• Exercise task: Set the listing down again in full, word for word, with the pictures left out.

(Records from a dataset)
-- -- --
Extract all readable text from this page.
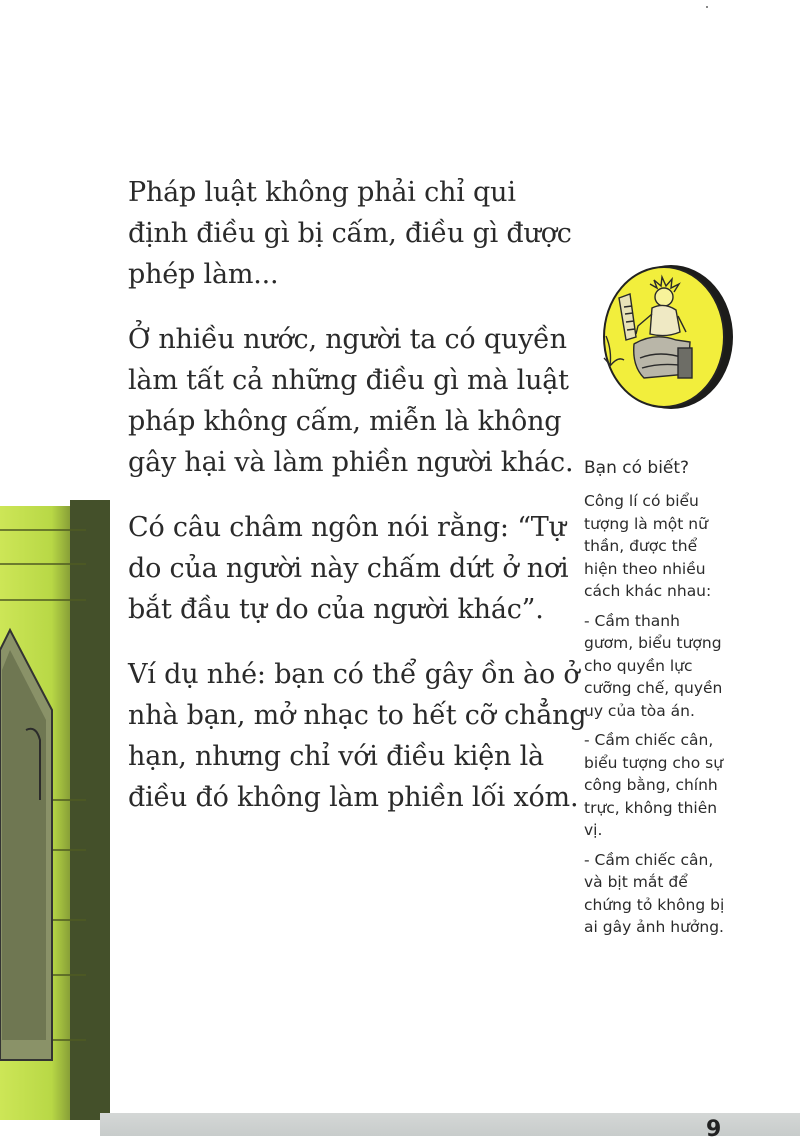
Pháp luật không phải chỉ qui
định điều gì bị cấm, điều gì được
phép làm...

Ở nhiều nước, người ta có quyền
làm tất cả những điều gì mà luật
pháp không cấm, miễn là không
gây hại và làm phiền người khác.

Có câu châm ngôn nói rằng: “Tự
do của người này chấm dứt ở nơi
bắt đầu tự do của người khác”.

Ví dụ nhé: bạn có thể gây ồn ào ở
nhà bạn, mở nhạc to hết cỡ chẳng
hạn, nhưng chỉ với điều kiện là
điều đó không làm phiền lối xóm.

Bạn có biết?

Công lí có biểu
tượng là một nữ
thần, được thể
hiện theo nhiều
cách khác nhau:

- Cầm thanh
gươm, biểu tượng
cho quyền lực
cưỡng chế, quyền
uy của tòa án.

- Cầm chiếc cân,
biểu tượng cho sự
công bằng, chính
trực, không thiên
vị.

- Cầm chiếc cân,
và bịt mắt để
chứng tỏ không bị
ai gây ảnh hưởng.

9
-- -- --
• Exercise solution:
Extract all readable text from this page.
Pháp luật không phải chỉ qui
định điều gì bị cấm, điều gì được
phép làm...

Ở nhiều nước, người ta có quyền
làm tất cả những điều gì mà luật
pháp không cấm, miễn là không
gây hại và làm phiền người khác.

Có câu châm ngôn nói rằng: “Tự
do của người này chấm dứt ở nơi
bắt đầu tự do của người khác”.

Ví dụ nhé: bạn có thể gây ồn ào ở
nhà bạn, mở nhạc to hết cỡ chẳng
hạn, nhưng chỉ với điều kiện là
điều đó không làm phiền lối xóm.

Bạn có biết?

Công lí có biểu
tượng là một nữ
thần, được thể
hiện theo nhiều
cách khác nhau:

- Cầm thanh
gươm, biểu tượng
cho quyền lực
cưỡng chế, quyền
uy của tòa án.

- Cầm chiếc cân,
biểu tượng cho sự
công bằng, chính
trực, không thiên
vị.

- Cầm chiếc cân,
và bịt mắt để
chứng tỏ không bị
ai gây ảnh hưởng.

9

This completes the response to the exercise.